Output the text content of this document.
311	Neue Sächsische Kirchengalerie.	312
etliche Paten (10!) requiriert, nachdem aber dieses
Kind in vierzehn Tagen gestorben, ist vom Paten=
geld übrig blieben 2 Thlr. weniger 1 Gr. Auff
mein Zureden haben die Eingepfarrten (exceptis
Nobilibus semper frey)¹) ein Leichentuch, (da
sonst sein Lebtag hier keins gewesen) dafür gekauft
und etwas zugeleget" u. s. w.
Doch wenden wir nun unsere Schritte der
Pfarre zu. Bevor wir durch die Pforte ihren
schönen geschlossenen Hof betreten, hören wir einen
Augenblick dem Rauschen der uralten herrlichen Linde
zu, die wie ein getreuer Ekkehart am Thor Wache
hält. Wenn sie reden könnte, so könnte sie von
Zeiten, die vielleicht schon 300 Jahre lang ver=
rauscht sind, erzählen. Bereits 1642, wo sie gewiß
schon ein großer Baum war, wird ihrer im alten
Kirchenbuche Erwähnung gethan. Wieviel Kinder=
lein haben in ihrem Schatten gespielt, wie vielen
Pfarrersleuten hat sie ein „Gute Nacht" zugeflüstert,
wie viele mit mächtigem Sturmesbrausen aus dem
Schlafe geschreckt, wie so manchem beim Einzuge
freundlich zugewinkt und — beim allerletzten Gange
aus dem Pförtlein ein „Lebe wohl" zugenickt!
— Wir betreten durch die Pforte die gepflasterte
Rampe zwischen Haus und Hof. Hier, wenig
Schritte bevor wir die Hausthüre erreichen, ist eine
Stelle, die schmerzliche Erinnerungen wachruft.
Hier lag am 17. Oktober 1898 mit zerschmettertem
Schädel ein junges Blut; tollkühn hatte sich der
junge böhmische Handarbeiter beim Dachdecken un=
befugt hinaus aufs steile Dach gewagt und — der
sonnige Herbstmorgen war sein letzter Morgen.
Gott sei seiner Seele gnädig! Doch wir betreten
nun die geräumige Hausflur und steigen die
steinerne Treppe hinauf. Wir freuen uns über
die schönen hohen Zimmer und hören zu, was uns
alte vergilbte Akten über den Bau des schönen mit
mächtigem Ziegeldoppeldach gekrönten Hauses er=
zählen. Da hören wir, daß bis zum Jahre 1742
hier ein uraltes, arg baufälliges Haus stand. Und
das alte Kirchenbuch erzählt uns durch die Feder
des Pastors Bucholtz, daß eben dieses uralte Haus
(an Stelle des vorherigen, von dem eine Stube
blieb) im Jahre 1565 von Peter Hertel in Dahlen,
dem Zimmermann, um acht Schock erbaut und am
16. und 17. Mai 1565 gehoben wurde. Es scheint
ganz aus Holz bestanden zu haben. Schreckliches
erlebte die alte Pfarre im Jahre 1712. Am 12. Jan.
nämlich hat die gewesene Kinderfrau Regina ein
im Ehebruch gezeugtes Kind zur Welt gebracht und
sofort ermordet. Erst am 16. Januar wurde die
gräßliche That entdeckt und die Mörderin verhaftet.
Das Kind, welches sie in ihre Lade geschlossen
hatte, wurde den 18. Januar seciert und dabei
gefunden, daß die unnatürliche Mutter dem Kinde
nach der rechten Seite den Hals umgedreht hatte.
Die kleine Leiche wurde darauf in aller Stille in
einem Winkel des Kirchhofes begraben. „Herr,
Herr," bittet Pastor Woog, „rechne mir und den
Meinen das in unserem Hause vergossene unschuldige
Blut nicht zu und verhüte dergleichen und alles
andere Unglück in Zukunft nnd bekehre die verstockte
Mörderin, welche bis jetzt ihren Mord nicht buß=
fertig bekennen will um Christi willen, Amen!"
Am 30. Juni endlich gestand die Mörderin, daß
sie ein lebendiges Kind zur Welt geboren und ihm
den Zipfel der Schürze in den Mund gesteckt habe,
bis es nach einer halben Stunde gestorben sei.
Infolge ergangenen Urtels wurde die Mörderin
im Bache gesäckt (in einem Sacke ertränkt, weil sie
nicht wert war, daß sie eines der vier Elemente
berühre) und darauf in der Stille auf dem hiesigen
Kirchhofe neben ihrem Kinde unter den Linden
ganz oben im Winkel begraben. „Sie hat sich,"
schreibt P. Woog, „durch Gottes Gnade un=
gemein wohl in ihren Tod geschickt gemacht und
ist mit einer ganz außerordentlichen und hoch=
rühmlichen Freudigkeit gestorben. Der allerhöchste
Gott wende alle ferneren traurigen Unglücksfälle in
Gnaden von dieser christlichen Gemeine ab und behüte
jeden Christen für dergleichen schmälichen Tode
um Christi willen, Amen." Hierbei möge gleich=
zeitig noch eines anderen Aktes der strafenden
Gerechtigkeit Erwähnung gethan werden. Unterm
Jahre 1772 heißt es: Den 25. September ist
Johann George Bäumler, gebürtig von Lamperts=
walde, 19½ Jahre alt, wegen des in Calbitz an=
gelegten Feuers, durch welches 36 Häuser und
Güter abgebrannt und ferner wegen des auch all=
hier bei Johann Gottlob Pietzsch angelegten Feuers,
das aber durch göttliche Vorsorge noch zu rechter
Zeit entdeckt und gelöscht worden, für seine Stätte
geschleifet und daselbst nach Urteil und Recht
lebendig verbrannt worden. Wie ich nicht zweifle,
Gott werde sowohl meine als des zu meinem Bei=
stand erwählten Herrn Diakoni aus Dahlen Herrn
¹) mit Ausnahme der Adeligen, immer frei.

WRITTEN EXERCISE: Copy out the material above in its entirety. Every detail must match.

THE OUTPUT:
Output the text content of this document.
311	Neue Sächsische Kirchengalerie.	312
etliche Paten (10!) requiriert, nachdem aber dieses
Kind in vierzehn Tagen gestorben, ist vom Paten=
geld übrig blieben 2 Thlr. weniger 1 Gr. Auff
mein Zureden haben die Eingepfarrten (exceptis
Nobilibus semper frey)¹) ein Leichentuch, (da
sonst sein Lebtag hier keins gewesen) dafür gekauft
und etwas zugeleget" u. s. w.
Doch wenden wir nun unsere Schritte der
Pfarre zu. Bevor wir durch die Pforte ihren
schönen geschlossenen Hof betreten, hören wir einen
Augenblick dem Rauschen der uralten herrlichen Linde
zu, die wie ein getreuer Ekkehart am Thor Wache
hält. Wenn sie reden könnte, so könnte sie von
Zeiten, die vielleicht schon 300 Jahre lang ver=
rauscht sind, erzählen. Bereits 1642, wo sie gewiß
schon ein großer Baum war, wird ihrer im alten
Kirchenbuche Erwähnung gethan. Wieviel Kinder=
lein haben in ihrem Schatten gespielt, wie vielen
Pfarrersleuten hat sie ein „Gute Nacht" zugeflüstert,
wie viele mit mächtigem Sturmesbrausen aus dem
Schlafe geschreckt, wie so manchem beim Einzuge
freundlich zugewinkt und — beim allerletzten Gange
aus dem Pförtlein ein „Lebe wohl" zugenickt!
— Wir betreten durch die Pforte die gepflasterte
Rampe zwischen Haus und Hof. Hier, wenig
Schritte bevor wir die Hausthüre erreichen, ist eine
Stelle, die schmerzliche Erinnerungen wachruft.
Hier lag am 17. Oktober 1898 mit zerschmettertem
Schädel ein junges Blut; tollkühn hatte sich der
junge böhmische Handarbeiter beim Dachdecken un=
befugt hinaus aufs steile Dach gewagt und — der
sonnige Herbstmorgen war sein letzter Morgen.
Gott sei seiner Seele gnädig! Doch wir betreten
nun die geräumige Hausflur und steigen die
steinerne Treppe hinauf. Wir freuen uns über
die schönen hohen Zimmer und hören zu, was uns
alte vergilbte Akten über den Bau des schönen mit
mächtigem Ziegeldoppeldach gekrönten Hauses er=
zählen. Da hören wir, daß bis zum Jahre 1742
hier ein uraltes, arg baufälliges Haus stand. Und
das alte Kirchenbuch erzählt uns durch die Feder
des Pastors Bucholtz, daß eben dieses uralte Haus
(an Stelle des vorherigen, von dem eine Stube
blieb) im Jahre 1565 von Peter Hertel in Dahlen,
dem Zimmermann, um acht Schock erbaut und am
16. und 17. Mai 1565 gehoben wurde. Es scheint
ganz aus Holz bestanden zu haben. Schreckliches
erlebte die alte Pfarre im Jahre 1712. Am 12. Jan.
nämlich hat die gewesene Kinderfrau Regina ein
im Ehebruch gezeugtes Kind zur Welt gebracht und
sofort ermordet. Erst am 16. Januar wurde die
gräßliche That entdeckt und die Mörderin verhaftet.
Das Kind, welches sie in ihre Lade geschlossen
hatte, wurde den 18. Januar seciert und dabei
gefunden, daß die unnatürliche Mutter dem Kinde
nach der rechten Seite den Hals umgedreht hatte.
Die kleine Leiche wurde darauf in aller Stille in
einem Winkel des Kirchhofes begraben. „Herr,
Herr," bittet Pastor Woog, „rechne mir und den
Meinen das in unserem Hause vergossene unschuldige
Blut nicht zu und verhüte dergleichen und alles
andere Unglück in Zukunft nnd bekehre die verstockte
Mörderin, welche bis jetzt ihren Mord nicht buß=
fertig bekennen will um Christi willen, Amen!"
Am 30. Juni endlich gestand die Mörderin, daß
sie ein lebendiges Kind zur Welt geboren und ihm
den Zipfel der Schürze in den Mund gesteckt habe,
bis es nach einer halben Stunde gestorben sei.
Infolge ergangenen Urtels wurde die Mörderin
im Bache gesäckt (in einem Sacke ertränkt, weil sie
nicht wert war, daß sie eines der vier Elemente
berühre) und darauf in der Stille auf dem hiesigen
Kirchhofe neben ihrem Kinde unter den Linden
ganz oben im Winkel begraben. „Sie hat sich,"
schreibt P. Woog, „durch Gottes Gnade un=
gemein wohl in ihren Tod geschickt gemacht und
ist mit einer ganz außerordentlichen und hoch=
rühmlichen Freudigkeit gestorben. Der allerhöchste
Gott wende alle ferneren traurigen Unglücksfälle in
Gnaden von dieser christlichen Gemeine ab und behüte
jeden Christen für dergleichen schmälichen Tode
um Christi willen, Amen." Hierbei möge gleich=
zeitig noch eines anderen Aktes der strafenden
Gerechtigkeit Erwähnung gethan werden. Unterm
Jahre 1772 heißt es: Den 25. September ist
Johann George Bäumler, gebürtig von Lamperts=
walde, 19½ Jahre alt, wegen des in Calbitz an=
gelegten Feuers, durch welches 36 Häuser und
Güter abgebrannt und ferner wegen des auch all=
hier bei Johann Gottlob Pietzsch angelegten Feuers,
das aber durch göttliche Vorsorge noch zu rechter
Zeit entdeckt und gelöscht worden, für seine Stätte
geschleifet und daselbst nach Urteil und Recht
lebendig verbrannt worden. Wie ich nicht zweifle,
Gott werde sowohl meine als des zu meinem Bei=
stand erwählten Herrn Diakoni aus Dahlen Herrn
¹) mit Ausnahme der Adeligen, immer frei.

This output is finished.